■ **TASK STATEMENT**
Produce a word-for-word copy of the listing below without its pictures.

■ **DATA**
↓↓↓

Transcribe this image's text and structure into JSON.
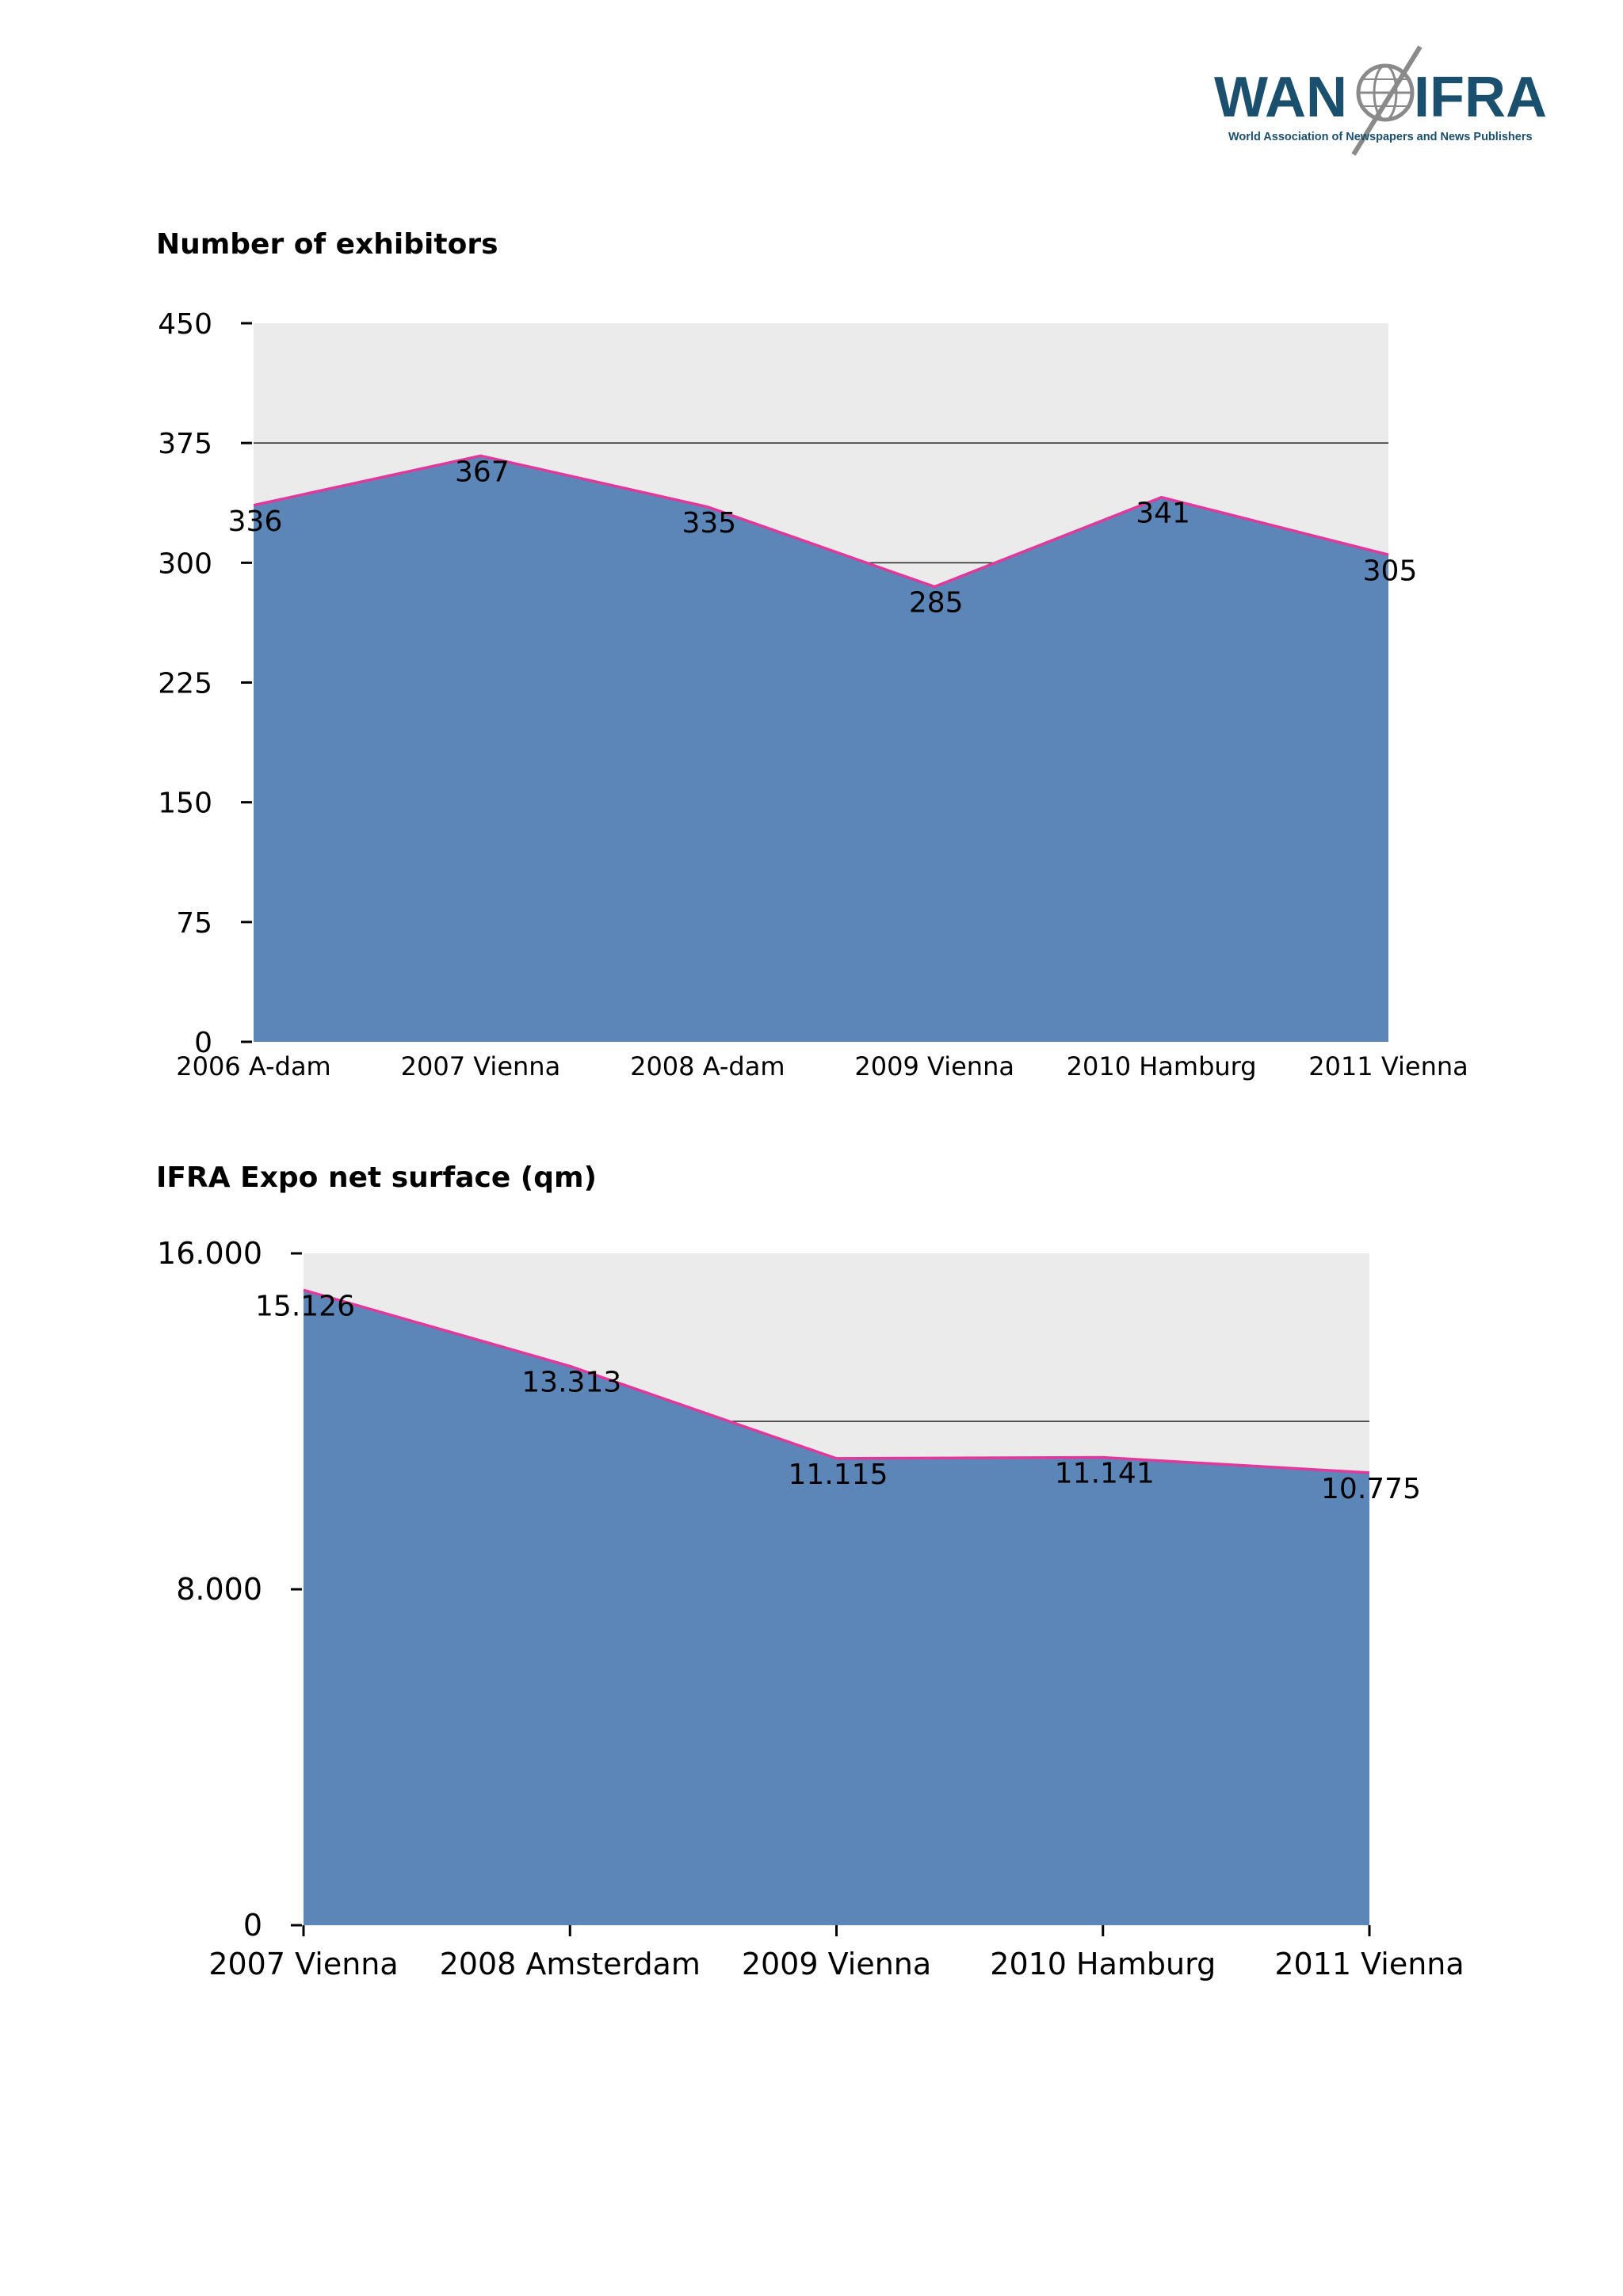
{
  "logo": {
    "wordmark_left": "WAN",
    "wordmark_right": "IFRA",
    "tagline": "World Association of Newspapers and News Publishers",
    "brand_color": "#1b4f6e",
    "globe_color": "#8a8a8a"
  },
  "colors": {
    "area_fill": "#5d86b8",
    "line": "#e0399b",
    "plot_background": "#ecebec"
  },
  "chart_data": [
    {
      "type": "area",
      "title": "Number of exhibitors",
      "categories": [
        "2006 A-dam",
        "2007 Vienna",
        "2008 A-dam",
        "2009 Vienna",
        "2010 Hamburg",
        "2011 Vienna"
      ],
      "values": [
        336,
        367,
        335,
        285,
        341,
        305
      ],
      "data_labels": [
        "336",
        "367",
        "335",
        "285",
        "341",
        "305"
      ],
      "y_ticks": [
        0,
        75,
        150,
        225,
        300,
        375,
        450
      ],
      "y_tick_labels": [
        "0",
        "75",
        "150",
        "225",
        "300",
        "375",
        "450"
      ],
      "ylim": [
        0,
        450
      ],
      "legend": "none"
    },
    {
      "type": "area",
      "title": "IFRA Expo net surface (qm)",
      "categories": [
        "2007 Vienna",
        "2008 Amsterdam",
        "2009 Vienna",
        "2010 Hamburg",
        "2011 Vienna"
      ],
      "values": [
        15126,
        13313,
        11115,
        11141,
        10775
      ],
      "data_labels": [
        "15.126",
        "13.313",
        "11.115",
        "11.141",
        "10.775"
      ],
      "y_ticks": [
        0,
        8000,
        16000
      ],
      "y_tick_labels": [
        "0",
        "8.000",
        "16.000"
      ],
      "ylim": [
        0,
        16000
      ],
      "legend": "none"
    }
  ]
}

↑↑↑

■ **RESULT OF THIS EXERCISE**
Transcribe this image's text and structure into JSON.
{
  "logo": {
    "wordmark_left": "WAN",
    "wordmark_right": "IFRA",
    "tagline": "World Association of Newspapers and News Publishers",
    "brand_color": "#1b4f6e",
    "globe_color": "#8a8a8a"
  },
  "colors": {
    "area_fill": "#5d86b8",
    "line": "#e0399b",
    "plot_background": "#ecebec"
  },
  "chart_data": [
    {
      "type": "area",
      "title": "Number of exhibitors",
      "categories": [
        "2006 A-dam",
        "2007 Vienna",
        "2008 A-dam",
        "2009 Vienna",
        "2010 Hamburg",
        "2011 Vienna"
      ],
      "values": [
        336,
        367,
        335,
        285,
        341,
        305
      ],
      "data_labels": [
        "336",
        "367",
        "335",
        "285",
        "341",
        "305"
      ],
      "y_ticks": [
        0,
        75,
        150,
        225,
        300,
        375,
        450
      ],
      "y_tick_labels": [
        "0",
        "75",
        "150",
        "225",
        "300",
        "375",
        "450"
      ],
      "ylim": [
        0,
        450
      ],
      "legend": "none"
    },
    {
      "type": "area",
      "title": "IFRA Expo net surface (qm)",
      "categories": [
        "2007 Vienna",
        "2008 Amsterdam",
        "2009 Vienna",
        "2010 Hamburg",
        "2011 Vienna"
      ],
      "values": [
        15126,
        13313,
        11115,
        11141,
        10775
      ],
      "data_labels": [
        "15.126",
        "13.313",
        "11.115",
        "11.141",
        "10.775"
      ],
      "y_ticks": [
        0,
        8000,
        16000
      ],
      "y_tick_labels": [
        "0",
        "8.000",
        "16.000"
      ],
      "ylim": [
        0,
        16000
      ],
      "legend": "none"
    }
  ]
}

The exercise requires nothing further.